Record set:
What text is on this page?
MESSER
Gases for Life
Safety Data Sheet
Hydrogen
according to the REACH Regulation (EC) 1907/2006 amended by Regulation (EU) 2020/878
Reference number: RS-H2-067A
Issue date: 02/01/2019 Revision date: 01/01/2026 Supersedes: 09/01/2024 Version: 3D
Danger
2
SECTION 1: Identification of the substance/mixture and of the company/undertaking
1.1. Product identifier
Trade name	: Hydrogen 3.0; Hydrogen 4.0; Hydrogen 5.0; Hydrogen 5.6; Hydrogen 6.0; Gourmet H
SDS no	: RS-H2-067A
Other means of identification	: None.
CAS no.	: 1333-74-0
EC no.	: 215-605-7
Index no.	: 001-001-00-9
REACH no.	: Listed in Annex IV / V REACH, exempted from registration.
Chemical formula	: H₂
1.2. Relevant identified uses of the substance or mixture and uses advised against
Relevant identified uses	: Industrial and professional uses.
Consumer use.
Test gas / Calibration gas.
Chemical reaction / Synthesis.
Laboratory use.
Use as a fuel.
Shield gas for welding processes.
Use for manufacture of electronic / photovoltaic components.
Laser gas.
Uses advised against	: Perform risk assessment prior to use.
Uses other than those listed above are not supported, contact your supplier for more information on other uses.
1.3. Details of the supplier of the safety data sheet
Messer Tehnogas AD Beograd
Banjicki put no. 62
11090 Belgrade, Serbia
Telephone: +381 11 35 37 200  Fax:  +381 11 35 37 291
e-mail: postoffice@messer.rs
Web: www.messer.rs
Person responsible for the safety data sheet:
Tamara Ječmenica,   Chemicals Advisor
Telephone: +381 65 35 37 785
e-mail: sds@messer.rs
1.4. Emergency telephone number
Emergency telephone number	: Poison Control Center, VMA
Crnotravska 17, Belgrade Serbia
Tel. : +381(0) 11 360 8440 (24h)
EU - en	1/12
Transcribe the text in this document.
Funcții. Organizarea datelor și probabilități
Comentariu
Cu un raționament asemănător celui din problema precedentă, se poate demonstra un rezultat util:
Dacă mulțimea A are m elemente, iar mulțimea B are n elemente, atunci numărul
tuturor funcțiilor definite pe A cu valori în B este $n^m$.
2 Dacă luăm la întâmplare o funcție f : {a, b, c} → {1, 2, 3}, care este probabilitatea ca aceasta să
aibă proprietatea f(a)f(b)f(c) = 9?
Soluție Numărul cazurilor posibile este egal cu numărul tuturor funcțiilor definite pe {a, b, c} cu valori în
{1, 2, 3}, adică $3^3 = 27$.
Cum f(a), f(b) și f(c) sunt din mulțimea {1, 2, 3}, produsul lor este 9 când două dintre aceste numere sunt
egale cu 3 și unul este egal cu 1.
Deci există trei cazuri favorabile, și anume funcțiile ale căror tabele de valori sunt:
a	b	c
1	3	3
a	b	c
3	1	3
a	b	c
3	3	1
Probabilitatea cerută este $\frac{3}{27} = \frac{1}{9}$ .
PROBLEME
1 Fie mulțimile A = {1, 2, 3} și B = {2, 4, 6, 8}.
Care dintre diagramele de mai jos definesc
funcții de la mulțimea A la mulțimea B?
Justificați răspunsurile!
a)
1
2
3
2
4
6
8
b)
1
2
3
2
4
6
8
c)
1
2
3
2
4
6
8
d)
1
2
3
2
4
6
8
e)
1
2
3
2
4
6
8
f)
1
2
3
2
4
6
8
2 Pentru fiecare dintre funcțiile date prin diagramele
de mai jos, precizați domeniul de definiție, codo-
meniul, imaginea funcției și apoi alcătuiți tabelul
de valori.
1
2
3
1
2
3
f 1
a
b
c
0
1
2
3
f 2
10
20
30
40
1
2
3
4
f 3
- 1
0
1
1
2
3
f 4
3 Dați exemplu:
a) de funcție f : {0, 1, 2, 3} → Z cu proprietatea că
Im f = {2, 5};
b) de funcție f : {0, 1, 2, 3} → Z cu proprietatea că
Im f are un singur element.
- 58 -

Given problem:
Find how many lines of the entries contain "advised". Respond with the number only.

Exercise response:
2